THE EXERCISE: Retype the records below word for word and omit any image.

## Start THE DATA

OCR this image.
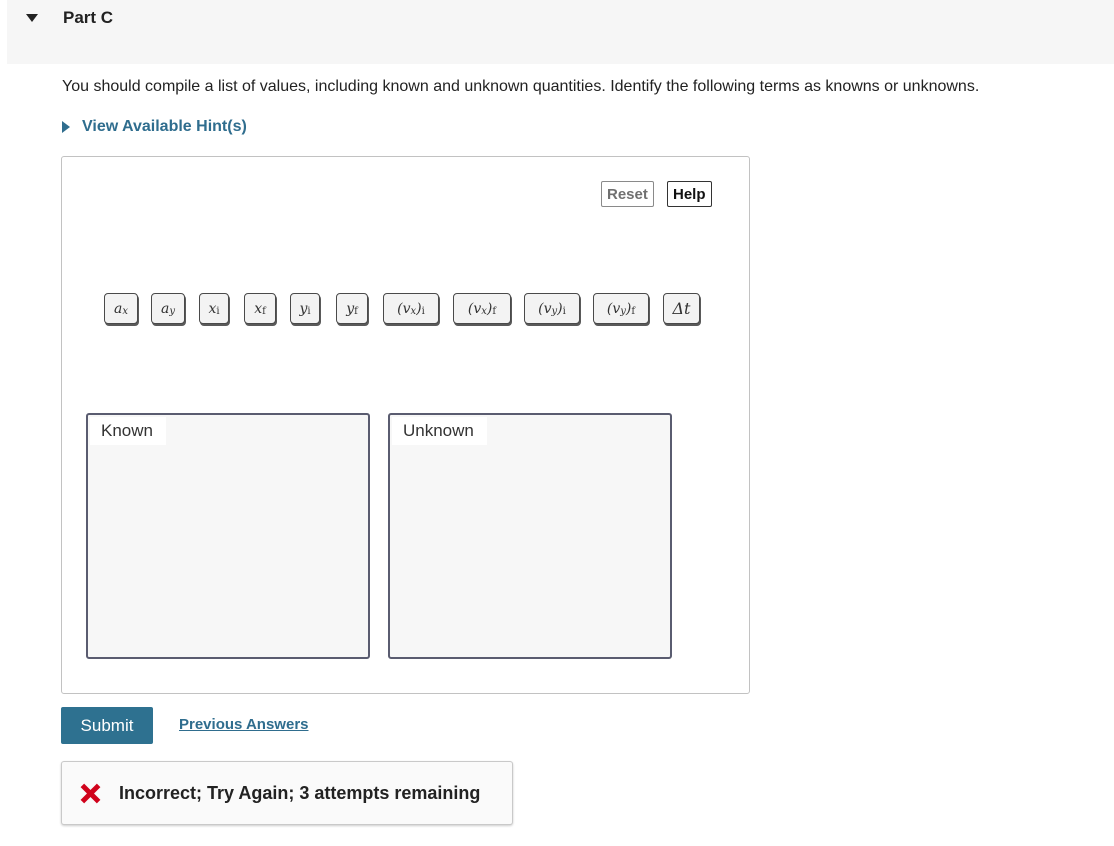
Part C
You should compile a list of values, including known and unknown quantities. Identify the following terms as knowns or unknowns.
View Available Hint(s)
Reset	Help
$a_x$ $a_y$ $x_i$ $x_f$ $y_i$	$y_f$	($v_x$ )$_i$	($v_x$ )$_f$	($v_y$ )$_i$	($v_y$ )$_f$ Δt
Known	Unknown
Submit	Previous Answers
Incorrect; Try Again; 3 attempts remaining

## End THE DATA

RESULT OF THIS EXERCISE:
OCR this image.
Part C
You should compile a list of values, including known and unknown quantities. Identify the following terms as knowns or unknowns.
View Available Hint(s)
Reset	Help
$a_x$ $a_y$ $x_i$ $x_f$ $y_i$	$y_f$	($v_x$ )$_i$	($v_x$ )$_f$	($v_y$ )$_i$	($v_y$ )$_f$ Δt
Known	Unknown
Submit	Previous Answers
Incorrect; Try Again; 3 attempts remaining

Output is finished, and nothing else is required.